■ Problem to solve ■
Repeat each entry exactly and drop the pictures.

■ Task material ■

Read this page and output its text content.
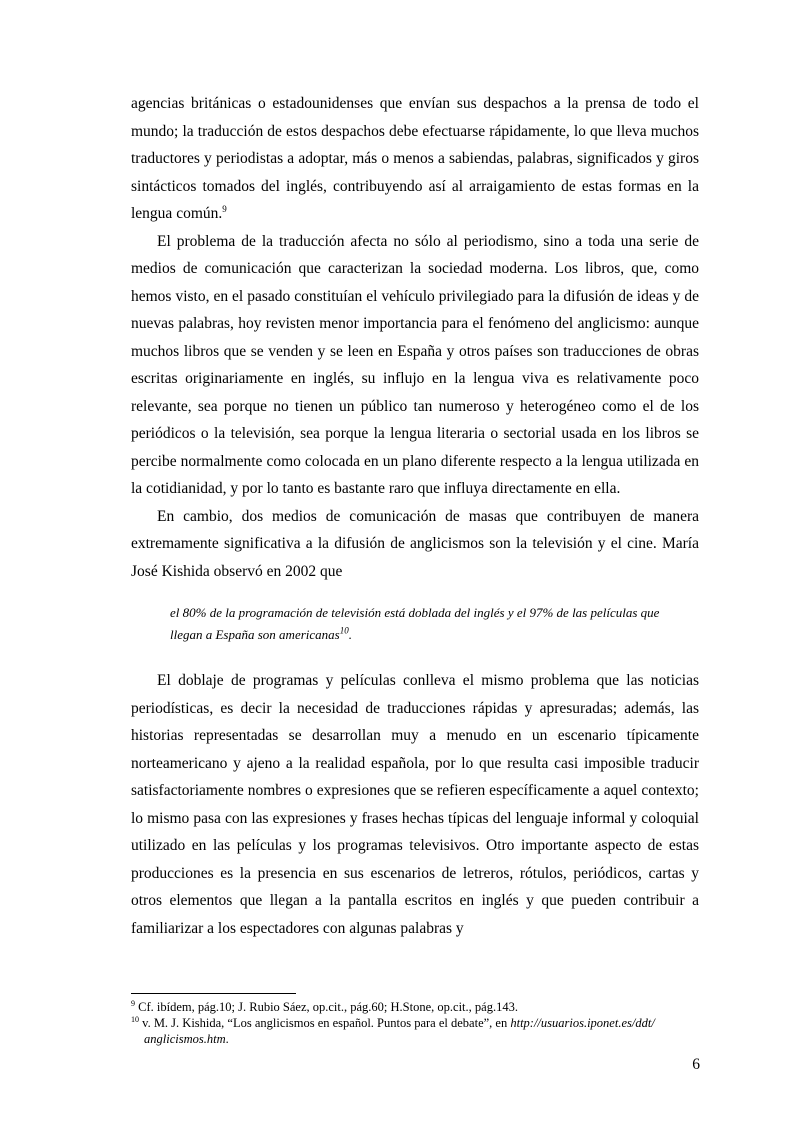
agencias británicas o estadounidenses que envían sus despachos a la prensa de todo el mundo; la traducción de estos despachos debe efectuarse rápidamente, lo que lleva muchos traductores y periodistas a adoptar, más o menos a sabiendas, palabras, significados y giros sintácticos tomados del inglés, contribuyendo así al arraigamiento de estas formas en la lengua común.$^9$

El problema de la traducción afecta no sólo al periodismo, sino a toda una serie de medios de comunicación que caracterizan la sociedad moderna. Los libros, que, como hemos visto, en el pasado constituían el vehículo privilegiado para la difusión de ideas y de nuevas palabras, hoy revisten menor importancia para el fenómeno del anglicismo: aunque muchos libros que se venden y se leen en España y otros países son traducciones de obras escritas originariamente en inglés, su influjo en la lengua viva es relativamente poco relevante, sea porque no tienen un público tan numeroso y heterogéneo como el de los periódicos o la televisión, sea porque la lengua literaria o sectorial usada en los libros se percibe normalmente como colocada en un plano diferente respecto a la lengua utilizada en la cotidianidad, y por lo tanto es bastante raro que influya directamente en ella.

En cambio, dos medios de comunicación de masas que contribuyen de manera extremamente significativa a la difusión de anglicismos son la televisión y el cine. María José Kishida observó en 2002 que

el 80% de la programación de televisión está doblada del inglés y el 97% de las películas que llegan a España son americanas$^{10}$.

El doblaje de programas y películas conlleva el mismo problema que las noticias periodísticas, es decir la necesidad de traducciones rápidas y apresuradas; además, las historias representadas se desarrollan muy a menudo en un escenario típicamente norteamericano y ajeno a la realidad española, por lo que resulta casi imposible traducir satisfactoriamente nombres o expresiones que se refieren específicamente a aquel contexto; lo mismo pasa con las expresiones y frases hechas típicas del lenguaje informal y coloquial utilizado en las películas y los programas televisivos. Otro importante aspecto de estas producciones es la presencia en sus escenarios de letreros, rótulos, periódicos, cartas y otros elementos que llegan a la pantalla escritos en inglés y que pueden contribuir a familiarizar a los espectadores con algunas palabras y

$^9$ Cf. ibídem, pág.10; J. Rubio Sáez, op.cit., pág.60; H.Stone, op.cit., pág.143.

$^{10}$ v. M. J. Kishida, “Los anglicismos en español. Puntos para el debate”, en http://usuarios.iponet.es/ddt/ anglicismos.htm.

6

■ Response to the task ■
Read this page and output its text content.
agencias británicas o estadounidenses que envían sus despachos a la prensa de todo el mundo; la traducción de estos despachos debe efectuarse rápidamente, lo que lleva muchos traductores y periodistas a adoptar, más o menos a sabiendas, palabras, significados y giros sintácticos tomados del inglés, contribuyendo así al arraigamiento de estas formas en la lengua común.$^9$

El problema de la traducción afecta no sólo al periodismo, sino a toda una serie de medios de comunicación que caracterizan la sociedad moderna. Los libros, que, como hemos visto, en el pasado constituían el vehículo privilegiado para la difusión de ideas y de nuevas palabras, hoy revisten menor importancia para el fenómeno del anglicismo: aunque muchos libros que se venden y se leen en España y otros países son traducciones de obras escritas originariamente en inglés, su influjo en la lengua viva es relativamente poco relevante, sea porque no tienen un público tan numeroso y heterogéneo como el de los periódicos o la televisión, sea porque la lengua literaria o sectorial usada en los libros se percibe normalmente como colocada en un plano diferente respecto a la lengua utilizada en la cotidianidad, y por lo tanto es bastante raro que influya directamente en ella.

En cambio, dos medios de comunicación de masas que contribuyen de manera extremamente significativa a la difusión de anglicismos son la televisión y el cine. María José Kishida observó en 2002 que

el 80% de la programación de televisión está doblada del inglés y el 97% de las películas que llegan a España son americanas$^{10}$.

El doblaje de programas y películas conlleva el mismo problema que las noticias periodísticas, es decir la necesidad de traducciones rápidas y apresuradas; además, las historias representadas se desarrollan muy a menudo en un escenario típicamente norteamericano y ajeno a la realidad española, por lo que resulta casi imposible traducir satisfactoriamente nombres o expresiones que se refieren específicamente a aquel contexto; lo mismo pasa con las expresiones y frases hechas típicas del lenguaje informal y coloquial utilizado en las películas y los programas televisivos. Otro importante aspecto de estas producciones es la presencia en sus escenarios de letreros, rótulos, periódicos, cartas y otros elementos que llegan a la pantalla escritos en inglés y que pueden contribuir a familiarizar a los espectadores con algunas palabras y

$^9$ Cf. ibídem, pág.10; J. Rubio Sáez, op.cit., pág.60; H.Stone, op.cit., pág.143.

$^{10}$ v. M. J. Kishida, “Los anglicismos en español. Puntos para el debate”, en http://usuarios.iponet.es/ddt/ anglicismos.htm.

6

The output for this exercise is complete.